Find how many lines hold the word "document". Give only the number.

--

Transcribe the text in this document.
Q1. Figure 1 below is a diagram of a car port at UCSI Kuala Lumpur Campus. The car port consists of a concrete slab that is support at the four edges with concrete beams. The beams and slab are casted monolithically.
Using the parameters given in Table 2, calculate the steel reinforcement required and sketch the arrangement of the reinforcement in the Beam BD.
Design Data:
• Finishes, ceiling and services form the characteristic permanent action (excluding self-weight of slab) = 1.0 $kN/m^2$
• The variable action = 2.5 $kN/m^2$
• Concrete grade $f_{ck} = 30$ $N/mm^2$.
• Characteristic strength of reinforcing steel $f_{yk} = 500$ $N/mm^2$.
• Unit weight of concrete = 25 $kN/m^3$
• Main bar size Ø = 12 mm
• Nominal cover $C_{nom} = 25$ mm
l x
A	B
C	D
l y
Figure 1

--

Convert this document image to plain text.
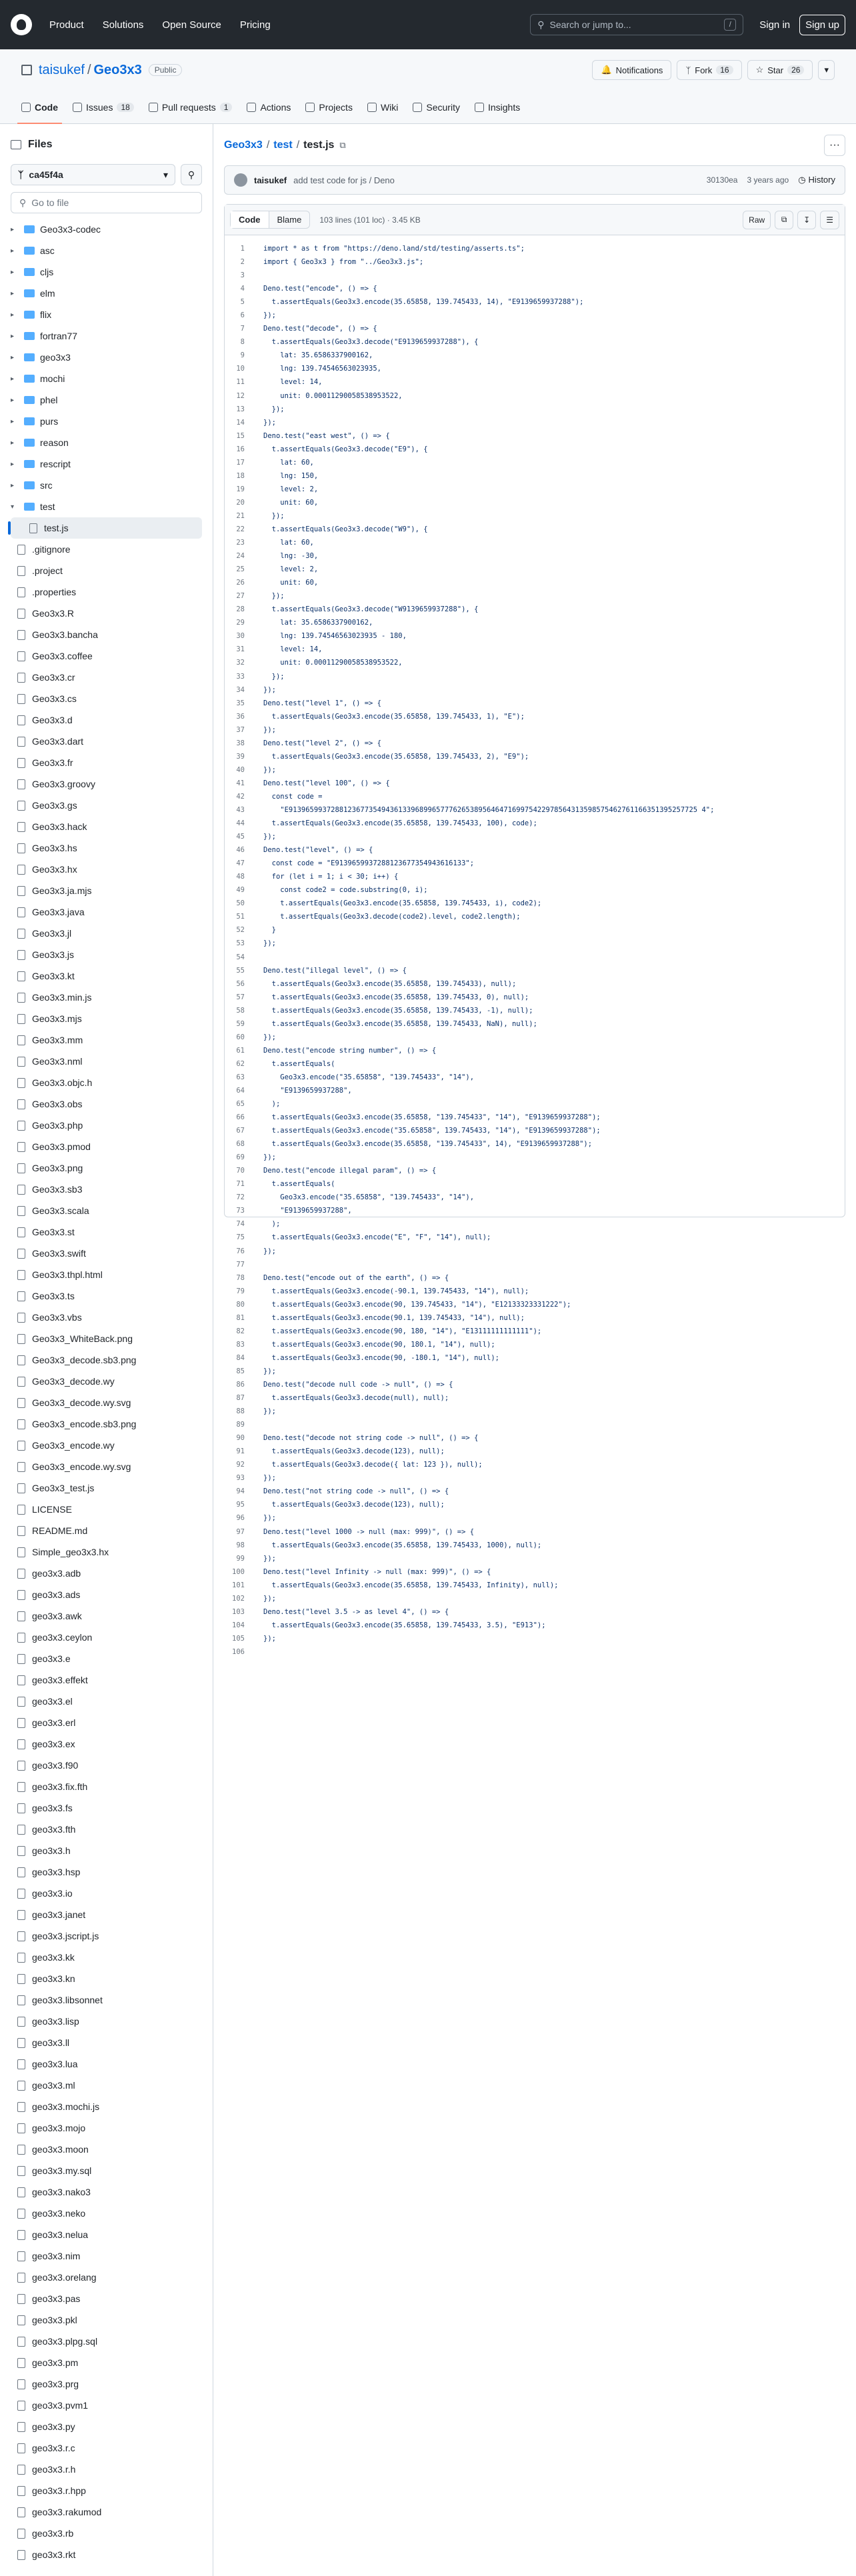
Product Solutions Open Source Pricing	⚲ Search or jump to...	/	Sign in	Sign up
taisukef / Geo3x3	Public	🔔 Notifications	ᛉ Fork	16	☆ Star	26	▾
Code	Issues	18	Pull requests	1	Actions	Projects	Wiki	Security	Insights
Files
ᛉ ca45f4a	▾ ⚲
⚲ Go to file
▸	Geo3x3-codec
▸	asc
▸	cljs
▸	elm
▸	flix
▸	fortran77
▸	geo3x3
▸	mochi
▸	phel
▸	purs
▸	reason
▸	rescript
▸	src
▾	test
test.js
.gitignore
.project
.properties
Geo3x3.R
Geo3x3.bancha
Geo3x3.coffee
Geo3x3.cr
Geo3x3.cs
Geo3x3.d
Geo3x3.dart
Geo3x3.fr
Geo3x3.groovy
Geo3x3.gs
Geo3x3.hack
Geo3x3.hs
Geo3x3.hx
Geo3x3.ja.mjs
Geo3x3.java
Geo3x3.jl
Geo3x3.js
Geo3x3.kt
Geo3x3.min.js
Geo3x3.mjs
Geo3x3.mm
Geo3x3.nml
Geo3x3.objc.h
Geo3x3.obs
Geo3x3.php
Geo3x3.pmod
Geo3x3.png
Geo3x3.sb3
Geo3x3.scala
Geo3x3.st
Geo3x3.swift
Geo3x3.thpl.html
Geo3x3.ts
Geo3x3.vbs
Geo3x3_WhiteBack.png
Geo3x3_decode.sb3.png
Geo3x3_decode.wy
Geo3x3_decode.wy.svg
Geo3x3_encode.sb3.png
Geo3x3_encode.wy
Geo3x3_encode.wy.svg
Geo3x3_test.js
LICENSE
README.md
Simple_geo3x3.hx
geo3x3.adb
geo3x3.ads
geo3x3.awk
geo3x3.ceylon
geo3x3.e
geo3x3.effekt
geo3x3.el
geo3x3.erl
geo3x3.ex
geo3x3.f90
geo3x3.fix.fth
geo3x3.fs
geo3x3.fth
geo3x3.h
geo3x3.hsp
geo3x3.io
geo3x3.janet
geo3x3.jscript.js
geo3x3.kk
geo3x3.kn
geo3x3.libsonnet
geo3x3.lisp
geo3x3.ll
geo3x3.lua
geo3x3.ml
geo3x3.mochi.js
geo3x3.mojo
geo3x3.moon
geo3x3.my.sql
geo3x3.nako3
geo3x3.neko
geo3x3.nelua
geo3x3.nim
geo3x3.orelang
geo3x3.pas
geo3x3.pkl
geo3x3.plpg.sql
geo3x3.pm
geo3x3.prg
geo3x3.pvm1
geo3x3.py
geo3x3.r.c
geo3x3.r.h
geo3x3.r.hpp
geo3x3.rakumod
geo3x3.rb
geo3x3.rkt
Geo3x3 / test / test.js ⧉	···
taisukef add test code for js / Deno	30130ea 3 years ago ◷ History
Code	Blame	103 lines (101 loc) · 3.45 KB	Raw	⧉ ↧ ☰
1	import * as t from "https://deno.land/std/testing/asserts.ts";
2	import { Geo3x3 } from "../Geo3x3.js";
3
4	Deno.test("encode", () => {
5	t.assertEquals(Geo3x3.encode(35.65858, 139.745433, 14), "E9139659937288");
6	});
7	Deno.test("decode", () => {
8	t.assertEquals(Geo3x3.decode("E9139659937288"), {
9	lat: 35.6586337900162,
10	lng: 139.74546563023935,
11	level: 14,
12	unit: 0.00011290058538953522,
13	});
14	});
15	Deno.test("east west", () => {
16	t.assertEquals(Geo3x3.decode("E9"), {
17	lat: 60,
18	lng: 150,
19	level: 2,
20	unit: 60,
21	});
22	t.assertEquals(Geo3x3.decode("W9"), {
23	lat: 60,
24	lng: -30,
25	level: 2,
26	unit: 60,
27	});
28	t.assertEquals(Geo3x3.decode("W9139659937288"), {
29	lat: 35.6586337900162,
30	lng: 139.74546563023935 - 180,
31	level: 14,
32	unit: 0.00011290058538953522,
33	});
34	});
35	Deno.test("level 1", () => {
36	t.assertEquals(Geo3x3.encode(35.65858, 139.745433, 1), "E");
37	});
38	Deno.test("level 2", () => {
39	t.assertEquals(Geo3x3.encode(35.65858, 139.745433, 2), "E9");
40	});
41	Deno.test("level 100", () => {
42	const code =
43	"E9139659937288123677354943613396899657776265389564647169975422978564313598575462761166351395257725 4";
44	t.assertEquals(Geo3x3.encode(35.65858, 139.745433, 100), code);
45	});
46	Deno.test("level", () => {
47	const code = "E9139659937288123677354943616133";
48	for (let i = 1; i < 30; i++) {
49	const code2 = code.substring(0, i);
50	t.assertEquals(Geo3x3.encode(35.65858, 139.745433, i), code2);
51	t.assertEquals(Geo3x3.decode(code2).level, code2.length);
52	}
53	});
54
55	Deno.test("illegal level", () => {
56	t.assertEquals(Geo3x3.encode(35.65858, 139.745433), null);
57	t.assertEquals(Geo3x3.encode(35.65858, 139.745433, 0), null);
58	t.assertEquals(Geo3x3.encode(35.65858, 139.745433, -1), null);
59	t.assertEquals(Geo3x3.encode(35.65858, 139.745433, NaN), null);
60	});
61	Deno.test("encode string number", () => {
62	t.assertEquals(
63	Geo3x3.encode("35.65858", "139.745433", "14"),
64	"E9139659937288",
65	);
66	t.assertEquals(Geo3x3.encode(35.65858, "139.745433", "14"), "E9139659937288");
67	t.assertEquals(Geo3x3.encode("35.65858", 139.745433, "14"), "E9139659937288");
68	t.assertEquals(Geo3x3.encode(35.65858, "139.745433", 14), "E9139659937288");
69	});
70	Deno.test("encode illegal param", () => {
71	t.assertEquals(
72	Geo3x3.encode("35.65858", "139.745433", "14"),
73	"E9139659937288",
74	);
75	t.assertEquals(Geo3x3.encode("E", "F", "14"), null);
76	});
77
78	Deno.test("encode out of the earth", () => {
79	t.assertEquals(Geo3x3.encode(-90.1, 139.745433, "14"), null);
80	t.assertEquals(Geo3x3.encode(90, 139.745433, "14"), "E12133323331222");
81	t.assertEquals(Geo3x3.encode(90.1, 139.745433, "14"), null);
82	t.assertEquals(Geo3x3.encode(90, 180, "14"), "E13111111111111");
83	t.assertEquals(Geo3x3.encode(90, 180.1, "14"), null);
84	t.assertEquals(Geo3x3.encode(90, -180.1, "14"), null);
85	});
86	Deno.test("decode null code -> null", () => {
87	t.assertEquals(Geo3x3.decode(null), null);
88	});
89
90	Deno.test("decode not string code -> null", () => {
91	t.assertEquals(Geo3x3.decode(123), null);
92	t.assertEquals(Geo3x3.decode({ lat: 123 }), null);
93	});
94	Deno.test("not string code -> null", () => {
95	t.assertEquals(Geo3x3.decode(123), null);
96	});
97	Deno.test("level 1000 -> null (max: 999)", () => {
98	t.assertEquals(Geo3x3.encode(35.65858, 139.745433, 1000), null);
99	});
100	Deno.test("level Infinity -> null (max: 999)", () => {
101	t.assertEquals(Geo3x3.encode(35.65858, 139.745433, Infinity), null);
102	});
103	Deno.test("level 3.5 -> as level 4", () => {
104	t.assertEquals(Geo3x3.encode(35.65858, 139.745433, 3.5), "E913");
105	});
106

--

* _PROBLEM SOLUTION_
2